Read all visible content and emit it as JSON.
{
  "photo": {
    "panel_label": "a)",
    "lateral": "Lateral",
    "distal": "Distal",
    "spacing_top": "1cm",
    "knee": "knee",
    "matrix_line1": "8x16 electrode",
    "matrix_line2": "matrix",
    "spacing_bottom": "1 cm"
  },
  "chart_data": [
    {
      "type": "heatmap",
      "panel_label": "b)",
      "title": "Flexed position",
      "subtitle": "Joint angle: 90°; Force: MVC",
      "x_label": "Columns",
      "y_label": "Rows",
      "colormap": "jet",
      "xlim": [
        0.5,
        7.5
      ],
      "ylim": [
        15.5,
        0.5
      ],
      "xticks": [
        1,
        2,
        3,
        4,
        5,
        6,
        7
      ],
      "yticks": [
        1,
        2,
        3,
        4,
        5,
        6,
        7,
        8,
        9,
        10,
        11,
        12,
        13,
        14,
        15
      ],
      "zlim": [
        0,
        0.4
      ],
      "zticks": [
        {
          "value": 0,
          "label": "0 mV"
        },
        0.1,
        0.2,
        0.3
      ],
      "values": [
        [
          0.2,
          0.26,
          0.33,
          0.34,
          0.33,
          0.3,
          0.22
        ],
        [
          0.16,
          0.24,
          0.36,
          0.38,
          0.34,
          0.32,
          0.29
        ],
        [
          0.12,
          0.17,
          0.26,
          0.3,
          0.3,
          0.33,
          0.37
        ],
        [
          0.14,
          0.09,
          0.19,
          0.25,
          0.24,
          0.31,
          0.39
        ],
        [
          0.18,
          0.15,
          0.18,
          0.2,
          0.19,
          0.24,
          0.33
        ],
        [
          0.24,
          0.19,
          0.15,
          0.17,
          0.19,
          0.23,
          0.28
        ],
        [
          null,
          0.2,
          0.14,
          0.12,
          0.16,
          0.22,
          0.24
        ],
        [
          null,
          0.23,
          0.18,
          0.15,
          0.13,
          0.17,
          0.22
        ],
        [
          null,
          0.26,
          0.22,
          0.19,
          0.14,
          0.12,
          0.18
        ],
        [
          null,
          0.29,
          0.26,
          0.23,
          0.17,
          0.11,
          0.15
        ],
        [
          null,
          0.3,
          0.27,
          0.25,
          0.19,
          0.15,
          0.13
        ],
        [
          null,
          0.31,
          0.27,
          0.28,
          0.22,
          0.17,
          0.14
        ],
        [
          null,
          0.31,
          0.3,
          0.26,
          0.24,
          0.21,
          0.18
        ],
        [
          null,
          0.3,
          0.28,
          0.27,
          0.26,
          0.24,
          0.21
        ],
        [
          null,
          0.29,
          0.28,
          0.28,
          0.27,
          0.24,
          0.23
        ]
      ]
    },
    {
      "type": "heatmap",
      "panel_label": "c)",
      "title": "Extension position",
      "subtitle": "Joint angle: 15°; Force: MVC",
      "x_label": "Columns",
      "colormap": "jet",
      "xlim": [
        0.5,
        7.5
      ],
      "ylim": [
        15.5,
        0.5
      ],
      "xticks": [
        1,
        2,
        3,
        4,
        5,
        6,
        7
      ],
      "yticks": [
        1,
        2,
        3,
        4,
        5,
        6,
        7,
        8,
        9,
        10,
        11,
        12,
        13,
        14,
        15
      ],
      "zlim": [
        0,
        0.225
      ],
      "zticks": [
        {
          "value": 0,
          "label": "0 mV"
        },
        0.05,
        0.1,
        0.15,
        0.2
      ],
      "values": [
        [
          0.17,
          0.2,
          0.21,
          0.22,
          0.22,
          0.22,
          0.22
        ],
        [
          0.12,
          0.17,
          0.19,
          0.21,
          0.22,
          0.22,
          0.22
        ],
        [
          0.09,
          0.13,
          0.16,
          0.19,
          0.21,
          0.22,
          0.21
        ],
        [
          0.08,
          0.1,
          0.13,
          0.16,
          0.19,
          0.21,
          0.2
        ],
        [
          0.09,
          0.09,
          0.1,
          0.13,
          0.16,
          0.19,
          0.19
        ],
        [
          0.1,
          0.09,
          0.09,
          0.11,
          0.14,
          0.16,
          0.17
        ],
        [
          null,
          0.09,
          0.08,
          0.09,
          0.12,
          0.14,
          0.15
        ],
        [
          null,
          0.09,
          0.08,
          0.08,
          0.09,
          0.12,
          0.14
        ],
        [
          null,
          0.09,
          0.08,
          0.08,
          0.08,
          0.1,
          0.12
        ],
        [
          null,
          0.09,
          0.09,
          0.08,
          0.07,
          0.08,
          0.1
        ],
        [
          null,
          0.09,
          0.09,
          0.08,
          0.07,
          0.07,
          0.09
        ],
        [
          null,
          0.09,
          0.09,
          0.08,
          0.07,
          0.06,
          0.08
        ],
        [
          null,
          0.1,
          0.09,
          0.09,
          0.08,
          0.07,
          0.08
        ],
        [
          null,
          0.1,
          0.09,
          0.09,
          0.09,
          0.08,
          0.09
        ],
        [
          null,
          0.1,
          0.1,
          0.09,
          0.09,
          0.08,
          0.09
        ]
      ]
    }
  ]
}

§ **What is required**
Please quote every record above exactly as it appears.

§ **Written solution**
Read all visible content and emit it as JSON.
{
  "photo": {
    "panel_label": "a)",
    "lateral": "Lateral",
    "distal": "Distal",
    "spacing_top": "1cm",
    "knee": "knee",
    "matrix_line1": "8x16 electrode",
    "matrix_line2": "matrix",
    "spacing_bottom": "1 cm"
  },
  "chart_data": [
    {
      "type": "heatmap",
      "panel_label": "b)",
      "title": "Flexed position",
      "subtitle": "Joint angle: 90°; Force: MVC",
      "x_label": "Columns",
      "y_label": "Rows",
      "colormap": "jet",
      "xlim": [
        0.5,
        7.5
      ],
      "ylim": [
        15.5,
        0.5
      ],
      "xticks": [
        1,
        2,
        3,
        4,
        5,
        6,
        7
      ],
      "yticks": [
        1,
        2,
        3,
        4,
        5,
        6,
        7,
        8,
        9,
        10,
        11,
        12,
        13,
        14,
        15
      ],
      "zlim": [
        0,
        0.4
      ],
      "zticks": [
        {
          "value": 0,
          "label": "0 mV"
        },
        0.1,
        0.2,
        0.3
      ],
      "values": [
        [
          0.2,
          0.26,
          0.33,
          0.34,
          0.33,
          0.3,
          0.22
        ],
        [
          0.16,
          0.24,
          0.36,
          0.38,
          0.34,
          0.32,
          0.29
        ],
        [
          0.12,
          0.17,
          0.26,
          0.3,
          0.3,
          0.33,
          0.37
        ],
        [
          0.14,
          0.09,
          0.19,
          0.25,
          0.24,
          0.31,
          0.39
        ],
        [
          0.18,
          0.15,
          0.18,
          0.2,
          0.19,
          0.24,
          0.33
        ],
        [
          0.24,
          0.19,
          0.15,
          0.17,
          0.19,
          0.23,
          0.28
        ],
        [
          null,
          0.2,
          0.14,
          0.12,
          0.16,
          0.22,
          0.24
        ],
        [
          null,
          0.23,
          0.18,
          0.15,
          0.13,
          0.17,
          0.22
        ],
        [
          null,
          0.26,
          0.22,
          0.19,
          0.14,
          0.12,
          0.18
        ],
        [
          null,
          0.29,
          0.26,
          0.23,
          0.17,
          0.11,
          0.15
        ],
        [
          null,
          0.3,
          0.27,
          0.25,
          0.19,
          0.15,
          0.13
        ],
        [
          null,
          0.31,
          0.27,
          0.28,
          0.22,
          0.17,
          0.14
        ],
        [
          null,
          0.31,
          0.3,
          0.26,
          0.24,
          0.21,
          0.18
        ],
        [
          null,
          0.3,
          0.28,
          0.27,
          0.26,
          0.24,
          0.21
        ],
        [
          null,
          0.29,
          0.28,
          0.28,
          0.27,
          0.24,
          0.23
        ]
      ]
    },
    {
      "type": "heatmap",
      "panel_label": "c)",
      "title": "Extension position",
      "subtitle": "Joint angle: 15°; Force: MVC",
      "x_label": "Columns",
      "colormap": "jet",
      "xlim": [
        0.5,
        7.5
      ],
      "ylim": [
        15.5,
        0.5
      ],
      "xticks": [
        1,
        2,
        3,
        4,
        5,
        6,
        7
      ],
      "yticks": [
        1,
        2,
        3,
        4,
        5,
        6,
        7,
        8,
        9,
        10,
        11,
        12,
        13,
        14,
        15
      ],
      "zlim": [
        0,
        0.225
      ],
      "zticks": [
        {
          "value": 0,
          "label": "0 mV"
        },
        0.05,
        0.1,
        0.15,
        0.2
      ],
      "values": [
        [
          0.17,
          0.2,
          0.21,
          0.22,
          0.22,
          0.22,
          0.22
        ],
        [
          0.12,
          0.17,
          0.19,
          0.21,
          0.22,
          0.22,
          0.22
        ],
        [
          0.09,
          0.13,
          0.16,
          0.19,
          0.21,
          0.22,
          0.21
        ],
        [
          0.08,
          0.1,
          0.13,
          0.16,
          0.19,
          0.21,
          0.2
        ],
        [
          0.09,
          0.09,
          0.1,
          0.13,
          0.16,
          0.19,
          0.19
        ],
        [
          0.1,
          0.09,
          0.09,
          0.11,
          0.14,
          0.16,
          0.17
        ],
        [
          null,
          0.09,
          0.08,
          0.09,
          0.12,
          0.14,
          0.15
        ],
        [
          null,
          0.09,
          0.08,
          0.08,
          0.09,
          0.12,
          0.14
        ],
        [
          null,
          0.09,
          0.08,
          0.08,
          0.08,
          0.1,
          0.12
        ],
        [
          null,
          0.09,
          0.09,
          0.08,
          0.07,
          0.08,
          0.1
        ],
        [
          null,
          0.09,
          0.09,
          0.08,
          0.07,
          0.07,
          0.09
        ],
        [
          null,
          0.09,
          0.09,
          0.08,
          0.07,
          0.06,
          0.08
        ],
        [
          null,
          0.1,
          0.09,
          0.09,
          0.08,
          0.07,
          0.08
        ],
        [
          null,
          0.1,
          0.09,
          0.09,
          0.09,
          0.08,
          0.09
        ],
        [
          null,
          0.1,
          0.1,
          0.09,
          0.09,
          0.08,
          0.09
        ]
      ]
    }
  ]
}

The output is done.